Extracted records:
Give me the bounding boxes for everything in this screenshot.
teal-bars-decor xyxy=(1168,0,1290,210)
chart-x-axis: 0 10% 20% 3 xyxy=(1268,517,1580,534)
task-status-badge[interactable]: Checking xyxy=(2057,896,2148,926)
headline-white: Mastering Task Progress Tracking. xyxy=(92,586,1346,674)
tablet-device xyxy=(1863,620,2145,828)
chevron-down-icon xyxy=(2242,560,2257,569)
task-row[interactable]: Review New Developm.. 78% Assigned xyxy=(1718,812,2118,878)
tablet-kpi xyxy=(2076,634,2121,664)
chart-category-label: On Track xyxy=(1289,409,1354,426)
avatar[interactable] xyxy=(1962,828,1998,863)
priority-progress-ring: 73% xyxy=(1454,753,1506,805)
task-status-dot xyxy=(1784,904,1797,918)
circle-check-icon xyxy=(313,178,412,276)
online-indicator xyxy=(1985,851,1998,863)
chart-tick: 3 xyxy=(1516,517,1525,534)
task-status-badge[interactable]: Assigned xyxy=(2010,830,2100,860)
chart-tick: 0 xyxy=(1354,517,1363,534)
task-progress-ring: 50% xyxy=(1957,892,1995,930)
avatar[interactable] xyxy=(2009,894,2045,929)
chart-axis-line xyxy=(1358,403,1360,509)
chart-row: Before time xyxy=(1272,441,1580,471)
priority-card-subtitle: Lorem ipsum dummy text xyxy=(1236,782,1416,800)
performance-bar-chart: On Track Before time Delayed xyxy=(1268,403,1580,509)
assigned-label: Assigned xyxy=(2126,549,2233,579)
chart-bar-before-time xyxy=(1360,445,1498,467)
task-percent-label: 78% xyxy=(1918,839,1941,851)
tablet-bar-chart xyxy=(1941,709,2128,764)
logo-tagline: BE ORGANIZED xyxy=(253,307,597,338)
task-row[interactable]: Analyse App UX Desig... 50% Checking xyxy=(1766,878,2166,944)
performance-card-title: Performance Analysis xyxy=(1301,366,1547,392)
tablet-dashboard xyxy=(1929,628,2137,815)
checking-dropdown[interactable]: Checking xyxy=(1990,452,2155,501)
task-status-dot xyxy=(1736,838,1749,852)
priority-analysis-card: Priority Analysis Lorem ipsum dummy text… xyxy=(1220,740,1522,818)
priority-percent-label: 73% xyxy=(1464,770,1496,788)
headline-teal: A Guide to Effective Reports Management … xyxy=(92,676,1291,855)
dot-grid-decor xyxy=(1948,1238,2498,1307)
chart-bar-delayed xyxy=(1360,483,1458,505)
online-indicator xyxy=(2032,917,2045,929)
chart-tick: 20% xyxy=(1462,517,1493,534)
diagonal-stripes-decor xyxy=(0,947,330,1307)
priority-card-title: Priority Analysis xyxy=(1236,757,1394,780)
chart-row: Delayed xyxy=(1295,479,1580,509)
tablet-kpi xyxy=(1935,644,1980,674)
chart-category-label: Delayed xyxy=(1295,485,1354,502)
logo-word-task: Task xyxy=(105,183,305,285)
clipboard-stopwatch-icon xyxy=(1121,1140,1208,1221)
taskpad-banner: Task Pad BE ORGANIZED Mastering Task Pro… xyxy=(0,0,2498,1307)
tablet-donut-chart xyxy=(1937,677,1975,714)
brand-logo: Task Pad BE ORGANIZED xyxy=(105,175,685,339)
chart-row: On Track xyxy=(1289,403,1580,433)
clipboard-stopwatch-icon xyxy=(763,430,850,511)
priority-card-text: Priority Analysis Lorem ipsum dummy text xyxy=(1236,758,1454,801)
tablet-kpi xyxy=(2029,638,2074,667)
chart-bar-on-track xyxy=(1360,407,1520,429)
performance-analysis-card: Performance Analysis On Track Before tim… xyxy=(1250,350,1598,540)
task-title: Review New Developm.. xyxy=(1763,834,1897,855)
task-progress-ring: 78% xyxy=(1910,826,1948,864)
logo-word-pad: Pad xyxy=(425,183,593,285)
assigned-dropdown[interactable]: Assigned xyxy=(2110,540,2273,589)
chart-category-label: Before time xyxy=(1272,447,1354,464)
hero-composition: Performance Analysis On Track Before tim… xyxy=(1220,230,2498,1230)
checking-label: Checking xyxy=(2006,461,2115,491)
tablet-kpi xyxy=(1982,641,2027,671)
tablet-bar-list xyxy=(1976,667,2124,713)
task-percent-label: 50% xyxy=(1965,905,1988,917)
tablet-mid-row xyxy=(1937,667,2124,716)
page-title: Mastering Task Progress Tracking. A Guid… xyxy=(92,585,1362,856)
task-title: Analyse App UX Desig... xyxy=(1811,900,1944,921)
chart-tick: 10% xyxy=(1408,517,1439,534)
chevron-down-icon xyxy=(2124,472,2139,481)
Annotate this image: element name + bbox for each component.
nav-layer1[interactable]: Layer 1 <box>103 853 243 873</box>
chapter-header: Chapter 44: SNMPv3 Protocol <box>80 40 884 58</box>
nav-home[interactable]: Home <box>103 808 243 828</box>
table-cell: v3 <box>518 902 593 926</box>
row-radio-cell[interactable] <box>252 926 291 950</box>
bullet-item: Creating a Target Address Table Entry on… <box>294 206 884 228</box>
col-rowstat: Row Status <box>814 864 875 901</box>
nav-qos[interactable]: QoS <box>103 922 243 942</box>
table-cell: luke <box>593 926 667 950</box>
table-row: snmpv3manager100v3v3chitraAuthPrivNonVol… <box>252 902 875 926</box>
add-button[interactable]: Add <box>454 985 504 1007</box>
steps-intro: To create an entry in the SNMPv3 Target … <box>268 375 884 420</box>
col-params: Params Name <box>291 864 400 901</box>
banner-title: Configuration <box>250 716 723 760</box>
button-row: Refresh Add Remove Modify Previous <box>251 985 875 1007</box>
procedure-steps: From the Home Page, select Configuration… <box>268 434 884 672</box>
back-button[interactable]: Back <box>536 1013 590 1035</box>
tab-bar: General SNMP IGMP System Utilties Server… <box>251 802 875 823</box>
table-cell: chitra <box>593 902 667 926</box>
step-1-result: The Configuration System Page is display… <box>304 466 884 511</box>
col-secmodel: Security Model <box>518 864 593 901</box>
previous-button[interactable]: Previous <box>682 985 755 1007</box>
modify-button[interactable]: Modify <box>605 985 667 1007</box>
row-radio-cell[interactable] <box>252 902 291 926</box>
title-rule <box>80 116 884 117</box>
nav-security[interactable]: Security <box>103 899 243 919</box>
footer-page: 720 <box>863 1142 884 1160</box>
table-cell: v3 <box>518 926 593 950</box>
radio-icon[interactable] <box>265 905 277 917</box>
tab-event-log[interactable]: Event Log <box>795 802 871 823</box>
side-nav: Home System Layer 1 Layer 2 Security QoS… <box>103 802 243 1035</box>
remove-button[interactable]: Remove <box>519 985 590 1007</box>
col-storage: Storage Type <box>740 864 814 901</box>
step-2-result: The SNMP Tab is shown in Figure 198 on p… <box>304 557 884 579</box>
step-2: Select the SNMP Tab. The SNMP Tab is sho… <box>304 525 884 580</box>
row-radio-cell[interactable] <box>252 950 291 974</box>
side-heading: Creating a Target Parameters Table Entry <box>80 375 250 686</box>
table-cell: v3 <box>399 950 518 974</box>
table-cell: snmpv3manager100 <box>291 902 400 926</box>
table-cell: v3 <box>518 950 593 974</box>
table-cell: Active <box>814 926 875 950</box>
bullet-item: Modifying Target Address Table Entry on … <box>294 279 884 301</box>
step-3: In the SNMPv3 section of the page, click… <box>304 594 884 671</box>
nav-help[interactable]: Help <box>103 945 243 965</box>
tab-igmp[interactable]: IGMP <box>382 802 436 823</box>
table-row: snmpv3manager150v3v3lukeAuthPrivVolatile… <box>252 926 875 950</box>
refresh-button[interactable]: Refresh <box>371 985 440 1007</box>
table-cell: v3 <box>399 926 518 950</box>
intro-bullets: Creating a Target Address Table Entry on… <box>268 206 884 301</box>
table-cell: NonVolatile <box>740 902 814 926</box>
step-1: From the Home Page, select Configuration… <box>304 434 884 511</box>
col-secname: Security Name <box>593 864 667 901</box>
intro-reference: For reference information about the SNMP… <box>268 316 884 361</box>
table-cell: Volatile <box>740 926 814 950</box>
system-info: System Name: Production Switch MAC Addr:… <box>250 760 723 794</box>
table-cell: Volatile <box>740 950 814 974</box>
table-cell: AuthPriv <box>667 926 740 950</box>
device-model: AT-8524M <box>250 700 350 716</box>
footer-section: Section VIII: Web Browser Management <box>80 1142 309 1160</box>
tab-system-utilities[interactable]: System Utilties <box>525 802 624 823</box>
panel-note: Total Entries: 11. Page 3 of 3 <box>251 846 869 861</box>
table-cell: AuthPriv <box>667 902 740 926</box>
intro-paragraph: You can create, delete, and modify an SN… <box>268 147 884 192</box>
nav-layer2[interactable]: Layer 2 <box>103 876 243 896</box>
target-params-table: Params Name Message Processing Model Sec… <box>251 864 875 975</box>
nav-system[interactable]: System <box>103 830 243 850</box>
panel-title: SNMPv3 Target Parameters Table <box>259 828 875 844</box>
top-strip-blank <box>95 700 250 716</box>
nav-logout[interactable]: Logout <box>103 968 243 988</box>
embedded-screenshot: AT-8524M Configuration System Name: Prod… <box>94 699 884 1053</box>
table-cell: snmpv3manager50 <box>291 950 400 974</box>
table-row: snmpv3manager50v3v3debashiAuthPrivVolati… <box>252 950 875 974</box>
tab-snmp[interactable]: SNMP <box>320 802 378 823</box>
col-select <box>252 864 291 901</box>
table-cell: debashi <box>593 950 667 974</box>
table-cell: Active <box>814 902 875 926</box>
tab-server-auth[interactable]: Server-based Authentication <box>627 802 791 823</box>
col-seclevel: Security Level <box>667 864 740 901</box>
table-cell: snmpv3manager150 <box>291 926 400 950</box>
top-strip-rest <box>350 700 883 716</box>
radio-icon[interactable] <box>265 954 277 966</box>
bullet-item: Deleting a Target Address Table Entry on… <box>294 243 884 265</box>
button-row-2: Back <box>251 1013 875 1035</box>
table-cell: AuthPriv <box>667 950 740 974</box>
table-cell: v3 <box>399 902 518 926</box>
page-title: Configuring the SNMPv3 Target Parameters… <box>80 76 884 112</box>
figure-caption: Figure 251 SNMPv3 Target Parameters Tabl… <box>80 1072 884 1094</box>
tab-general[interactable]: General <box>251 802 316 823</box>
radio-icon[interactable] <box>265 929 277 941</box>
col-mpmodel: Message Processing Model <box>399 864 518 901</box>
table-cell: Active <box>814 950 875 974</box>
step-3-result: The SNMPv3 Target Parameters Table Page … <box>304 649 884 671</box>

### [Task objective]
Rewrite the data as a numbered list, from its first line through the line containing "avatar[interactable] xyxy=(1962,828,1998,863)", inclusive, and leave out any blank lines.

### [Response to this exercise]
1. Give me the bounding boxes for everything in this screenshot.
2. teal-bars-decor xyxy=(1168,0,1290,210)
3. chart-x-axis: 0 10% 20% 3 xyxy=(1268,517,1580,534)
4. task-status-badge[interactable]: Checking xyxy=(2057,896,2148,926)
5. headline-white: Mastering Task Progress Tracking. xyxy=(92,586,1346,674)
6. tablet-device xyxy=(1863,620,2145,828)
7. chevron-down-icon xyxy=(2242,560,2257,569)
8. task-row[interactable]: Review New Developm.. 78% Assigned xyxy=(1718,812,2118,878)
9. tablet-kpi xyxy=(2076,634,2121,664)
10. chart-category-label: On Track xyxy=(1289,409,1354,426)
11. avatar[interactable] xyxy=(1962,828,1998,863)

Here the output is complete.